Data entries

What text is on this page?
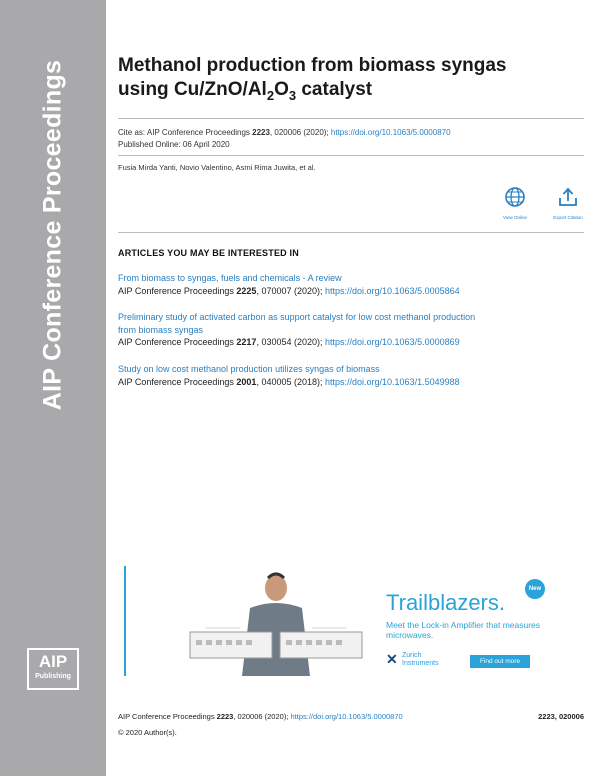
AIP Conference Proceedings
AIP
Publishing
Methanol production from biomass syngas
using $Cu/ZnO/Al_2O_3$ catalyst
Cite as: AIP Conference Proceedings 2223, 020006 (2020); https://doi.org/10.1063/5.0000870
Published Online: 06 April 2020
Fusia Mirda Yanti, Novio Valentino, Asmi Rima Juwita, et al.
View Online	Export Citation
ARTICLES YOU MAY BE INTERESTED IN
From biomass to syngas, fuels and chemicals - A review
AIP Conference Proceedings 2225, 070007 (2020); https://doi.org/10.1063/5.0005864
Preliminary study of activated carbon as support catalyst for low cost methanol production
from biomass syngas
AIP Conference Proceedings 2217, 030054 (2020); https://doi.org/10.1063/5.0000869
Study on low cost methanol production utilizes syngas of biomass
AIP Conference Proceedings 2001, 040005 (2018); https://doi.org/10.1063/1.5049988
Trailblazers.
Meet the Lock-in Amplifier that measures microwaves.
New
✕ Zurich
Instruments	Find out more
AIP Conference Proceedings 2223, 020006 (2020); https://doi.org/10.1063/5.0000870	2223, 020006
© 2020 Author(s).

WHAT YOU SHOULD DO
A line counts if it holds the word "biomass". Work out how many lines in the listing count, and give only that number.

ANSWER FOR THIS EXERCISE
4